▸ **ITEMS**
===============

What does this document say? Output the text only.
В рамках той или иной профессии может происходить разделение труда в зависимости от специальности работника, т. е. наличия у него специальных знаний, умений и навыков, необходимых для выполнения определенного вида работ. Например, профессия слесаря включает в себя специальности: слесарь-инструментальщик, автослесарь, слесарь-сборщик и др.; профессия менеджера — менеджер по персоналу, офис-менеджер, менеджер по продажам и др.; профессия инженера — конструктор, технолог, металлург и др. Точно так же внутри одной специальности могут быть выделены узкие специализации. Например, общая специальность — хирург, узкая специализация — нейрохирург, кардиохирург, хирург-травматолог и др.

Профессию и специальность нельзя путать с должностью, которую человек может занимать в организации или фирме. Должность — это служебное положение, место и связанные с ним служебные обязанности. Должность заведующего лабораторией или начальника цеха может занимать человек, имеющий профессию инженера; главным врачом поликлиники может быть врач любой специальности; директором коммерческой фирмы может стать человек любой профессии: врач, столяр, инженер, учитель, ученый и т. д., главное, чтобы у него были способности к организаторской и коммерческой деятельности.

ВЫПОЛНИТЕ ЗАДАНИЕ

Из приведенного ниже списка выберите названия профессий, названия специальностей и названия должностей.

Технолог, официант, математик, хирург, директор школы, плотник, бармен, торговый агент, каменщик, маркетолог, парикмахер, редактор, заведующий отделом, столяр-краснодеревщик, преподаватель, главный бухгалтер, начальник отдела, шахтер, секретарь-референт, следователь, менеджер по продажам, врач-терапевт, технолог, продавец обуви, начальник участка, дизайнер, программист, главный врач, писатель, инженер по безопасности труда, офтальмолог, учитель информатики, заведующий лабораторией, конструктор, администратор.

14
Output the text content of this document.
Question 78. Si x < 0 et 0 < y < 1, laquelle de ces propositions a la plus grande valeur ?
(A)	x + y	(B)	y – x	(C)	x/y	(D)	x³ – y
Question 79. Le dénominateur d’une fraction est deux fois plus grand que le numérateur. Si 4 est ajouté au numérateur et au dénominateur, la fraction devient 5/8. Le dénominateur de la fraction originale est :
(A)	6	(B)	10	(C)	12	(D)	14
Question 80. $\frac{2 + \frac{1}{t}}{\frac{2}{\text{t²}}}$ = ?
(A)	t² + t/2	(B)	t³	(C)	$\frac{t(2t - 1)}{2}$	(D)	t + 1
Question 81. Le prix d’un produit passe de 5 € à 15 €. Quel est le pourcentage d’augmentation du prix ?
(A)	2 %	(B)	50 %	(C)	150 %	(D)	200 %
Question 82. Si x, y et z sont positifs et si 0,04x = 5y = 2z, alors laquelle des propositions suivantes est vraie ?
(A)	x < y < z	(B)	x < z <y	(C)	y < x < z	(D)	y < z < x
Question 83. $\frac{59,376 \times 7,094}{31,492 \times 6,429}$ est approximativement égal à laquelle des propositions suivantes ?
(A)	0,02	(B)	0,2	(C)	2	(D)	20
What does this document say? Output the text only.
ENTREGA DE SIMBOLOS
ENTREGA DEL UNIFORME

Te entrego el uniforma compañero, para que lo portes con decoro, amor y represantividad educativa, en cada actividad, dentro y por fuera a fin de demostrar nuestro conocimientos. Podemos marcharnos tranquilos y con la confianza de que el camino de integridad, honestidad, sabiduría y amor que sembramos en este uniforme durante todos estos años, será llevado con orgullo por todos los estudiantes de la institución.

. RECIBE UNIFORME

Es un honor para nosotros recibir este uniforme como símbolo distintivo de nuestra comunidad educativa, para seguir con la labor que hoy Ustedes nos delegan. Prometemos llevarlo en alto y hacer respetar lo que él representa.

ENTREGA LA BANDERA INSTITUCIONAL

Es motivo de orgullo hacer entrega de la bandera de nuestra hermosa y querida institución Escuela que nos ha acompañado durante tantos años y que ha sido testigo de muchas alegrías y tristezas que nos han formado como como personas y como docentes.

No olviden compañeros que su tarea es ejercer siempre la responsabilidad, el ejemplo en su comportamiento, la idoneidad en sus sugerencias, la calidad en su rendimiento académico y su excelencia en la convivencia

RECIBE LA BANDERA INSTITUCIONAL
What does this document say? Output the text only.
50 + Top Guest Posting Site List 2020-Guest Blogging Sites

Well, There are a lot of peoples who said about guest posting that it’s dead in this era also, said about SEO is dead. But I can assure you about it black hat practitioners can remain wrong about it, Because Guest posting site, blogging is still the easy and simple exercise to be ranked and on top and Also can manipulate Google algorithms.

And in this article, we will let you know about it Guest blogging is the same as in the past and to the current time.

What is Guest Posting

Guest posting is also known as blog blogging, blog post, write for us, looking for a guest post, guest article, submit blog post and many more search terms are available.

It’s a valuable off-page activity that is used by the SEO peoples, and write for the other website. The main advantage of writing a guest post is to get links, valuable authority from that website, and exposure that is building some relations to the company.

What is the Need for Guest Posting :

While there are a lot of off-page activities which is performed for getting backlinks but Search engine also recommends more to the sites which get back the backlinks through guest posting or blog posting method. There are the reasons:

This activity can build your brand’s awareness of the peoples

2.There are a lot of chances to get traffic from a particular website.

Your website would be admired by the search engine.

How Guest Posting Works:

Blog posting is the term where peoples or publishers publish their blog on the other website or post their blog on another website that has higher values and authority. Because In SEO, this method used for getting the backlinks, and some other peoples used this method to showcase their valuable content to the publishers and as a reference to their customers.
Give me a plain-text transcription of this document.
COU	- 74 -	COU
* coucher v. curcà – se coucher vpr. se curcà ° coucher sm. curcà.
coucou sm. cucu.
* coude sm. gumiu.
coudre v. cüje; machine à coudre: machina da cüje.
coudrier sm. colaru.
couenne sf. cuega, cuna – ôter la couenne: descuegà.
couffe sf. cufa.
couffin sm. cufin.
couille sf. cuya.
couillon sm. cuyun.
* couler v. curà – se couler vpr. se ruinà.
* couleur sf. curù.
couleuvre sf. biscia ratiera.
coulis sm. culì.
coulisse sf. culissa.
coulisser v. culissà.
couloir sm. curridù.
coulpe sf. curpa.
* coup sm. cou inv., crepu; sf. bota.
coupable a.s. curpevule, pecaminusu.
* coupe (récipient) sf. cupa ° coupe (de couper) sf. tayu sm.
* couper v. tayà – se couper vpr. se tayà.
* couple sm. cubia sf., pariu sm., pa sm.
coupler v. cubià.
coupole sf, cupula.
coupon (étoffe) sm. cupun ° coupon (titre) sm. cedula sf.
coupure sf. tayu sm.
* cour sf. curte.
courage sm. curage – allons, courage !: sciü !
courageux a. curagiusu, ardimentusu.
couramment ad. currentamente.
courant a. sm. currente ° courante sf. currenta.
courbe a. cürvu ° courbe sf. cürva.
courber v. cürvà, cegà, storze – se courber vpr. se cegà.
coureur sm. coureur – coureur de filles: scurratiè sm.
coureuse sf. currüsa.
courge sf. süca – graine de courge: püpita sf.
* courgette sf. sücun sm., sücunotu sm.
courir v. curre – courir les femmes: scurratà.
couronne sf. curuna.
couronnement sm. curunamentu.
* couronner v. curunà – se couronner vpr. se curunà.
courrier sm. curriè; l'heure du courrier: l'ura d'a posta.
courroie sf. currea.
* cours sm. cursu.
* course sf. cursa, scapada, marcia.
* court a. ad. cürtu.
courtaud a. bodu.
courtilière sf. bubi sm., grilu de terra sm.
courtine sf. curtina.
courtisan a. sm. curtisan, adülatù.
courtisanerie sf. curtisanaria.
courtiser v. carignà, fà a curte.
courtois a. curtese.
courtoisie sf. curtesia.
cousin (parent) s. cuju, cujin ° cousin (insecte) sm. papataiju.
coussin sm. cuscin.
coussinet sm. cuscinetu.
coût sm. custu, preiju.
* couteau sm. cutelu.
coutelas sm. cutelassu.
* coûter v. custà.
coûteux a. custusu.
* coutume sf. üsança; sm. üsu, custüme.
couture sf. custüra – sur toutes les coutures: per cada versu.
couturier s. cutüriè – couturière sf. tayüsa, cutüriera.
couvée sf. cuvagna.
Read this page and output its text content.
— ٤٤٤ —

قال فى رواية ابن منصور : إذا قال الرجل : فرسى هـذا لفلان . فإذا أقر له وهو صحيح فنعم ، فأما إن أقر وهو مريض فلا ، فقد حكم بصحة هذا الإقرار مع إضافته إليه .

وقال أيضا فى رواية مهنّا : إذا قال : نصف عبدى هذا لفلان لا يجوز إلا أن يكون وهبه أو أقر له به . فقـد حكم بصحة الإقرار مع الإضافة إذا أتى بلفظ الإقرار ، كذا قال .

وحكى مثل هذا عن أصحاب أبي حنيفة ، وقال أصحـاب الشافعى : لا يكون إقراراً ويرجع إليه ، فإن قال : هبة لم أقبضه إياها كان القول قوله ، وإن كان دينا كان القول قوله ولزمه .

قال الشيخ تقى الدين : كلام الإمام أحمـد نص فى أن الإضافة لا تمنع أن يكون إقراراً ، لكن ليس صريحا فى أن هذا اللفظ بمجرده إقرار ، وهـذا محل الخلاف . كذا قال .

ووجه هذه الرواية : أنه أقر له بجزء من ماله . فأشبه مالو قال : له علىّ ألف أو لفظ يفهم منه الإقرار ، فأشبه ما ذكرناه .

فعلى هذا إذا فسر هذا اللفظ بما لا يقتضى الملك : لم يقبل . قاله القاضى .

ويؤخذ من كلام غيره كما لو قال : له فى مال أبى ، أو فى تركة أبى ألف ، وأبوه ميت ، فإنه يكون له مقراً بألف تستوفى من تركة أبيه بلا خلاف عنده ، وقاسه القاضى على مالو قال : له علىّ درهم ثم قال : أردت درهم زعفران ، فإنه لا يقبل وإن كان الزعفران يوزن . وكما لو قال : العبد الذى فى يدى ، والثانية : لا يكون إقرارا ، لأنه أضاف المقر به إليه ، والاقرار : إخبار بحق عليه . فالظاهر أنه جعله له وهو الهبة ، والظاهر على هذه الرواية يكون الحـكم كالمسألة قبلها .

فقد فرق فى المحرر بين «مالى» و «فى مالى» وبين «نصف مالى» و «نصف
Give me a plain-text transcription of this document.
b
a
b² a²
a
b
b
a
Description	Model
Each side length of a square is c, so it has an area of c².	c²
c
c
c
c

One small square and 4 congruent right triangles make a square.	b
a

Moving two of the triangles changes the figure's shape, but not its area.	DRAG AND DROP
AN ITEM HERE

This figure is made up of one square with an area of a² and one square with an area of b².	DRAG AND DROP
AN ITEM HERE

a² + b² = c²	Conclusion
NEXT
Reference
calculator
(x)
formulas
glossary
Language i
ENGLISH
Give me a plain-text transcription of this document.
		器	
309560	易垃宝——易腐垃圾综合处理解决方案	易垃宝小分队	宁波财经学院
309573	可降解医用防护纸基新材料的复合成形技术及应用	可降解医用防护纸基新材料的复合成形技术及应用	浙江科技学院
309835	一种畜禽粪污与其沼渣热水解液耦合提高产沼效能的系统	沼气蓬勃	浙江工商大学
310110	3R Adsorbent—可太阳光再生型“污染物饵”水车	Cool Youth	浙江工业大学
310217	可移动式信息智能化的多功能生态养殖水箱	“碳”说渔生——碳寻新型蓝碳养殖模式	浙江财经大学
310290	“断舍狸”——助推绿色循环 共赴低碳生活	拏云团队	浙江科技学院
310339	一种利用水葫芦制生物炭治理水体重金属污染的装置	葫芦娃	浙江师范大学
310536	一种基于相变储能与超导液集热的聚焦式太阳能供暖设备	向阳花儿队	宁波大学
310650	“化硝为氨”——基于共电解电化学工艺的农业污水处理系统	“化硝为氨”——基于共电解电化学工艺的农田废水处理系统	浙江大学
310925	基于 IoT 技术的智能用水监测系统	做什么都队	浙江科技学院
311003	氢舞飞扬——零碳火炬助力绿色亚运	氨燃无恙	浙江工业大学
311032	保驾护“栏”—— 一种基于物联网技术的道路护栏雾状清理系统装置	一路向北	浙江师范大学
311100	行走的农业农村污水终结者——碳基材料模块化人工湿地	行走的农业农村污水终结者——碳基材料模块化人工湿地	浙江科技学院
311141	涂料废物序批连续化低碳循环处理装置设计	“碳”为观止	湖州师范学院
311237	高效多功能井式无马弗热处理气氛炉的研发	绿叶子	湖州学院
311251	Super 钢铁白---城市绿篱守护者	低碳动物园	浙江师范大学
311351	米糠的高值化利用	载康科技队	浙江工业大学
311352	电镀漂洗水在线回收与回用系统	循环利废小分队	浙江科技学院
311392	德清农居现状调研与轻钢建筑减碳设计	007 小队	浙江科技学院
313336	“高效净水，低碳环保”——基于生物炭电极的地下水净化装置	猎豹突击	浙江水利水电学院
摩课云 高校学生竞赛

===============

▸ **DESCRIPTION OF THE TASK**
Where a line holds "page", copy it out.

▸ **RESPONSE TO THIS TASK**
It’s a valuable off-page activity that is used by the SEO peoples, and write for the other website. The main advantage of writing a guest post is to get links, valuable authority from that website, and exposure that is building some relations to the company.
While there are a lot of off-page activities which is performed for getting backlinks but Search engine also recommends more to the sites which get back the backlinks through guest posting or blog posting method. There are the reasons:
Read this page and output its text content.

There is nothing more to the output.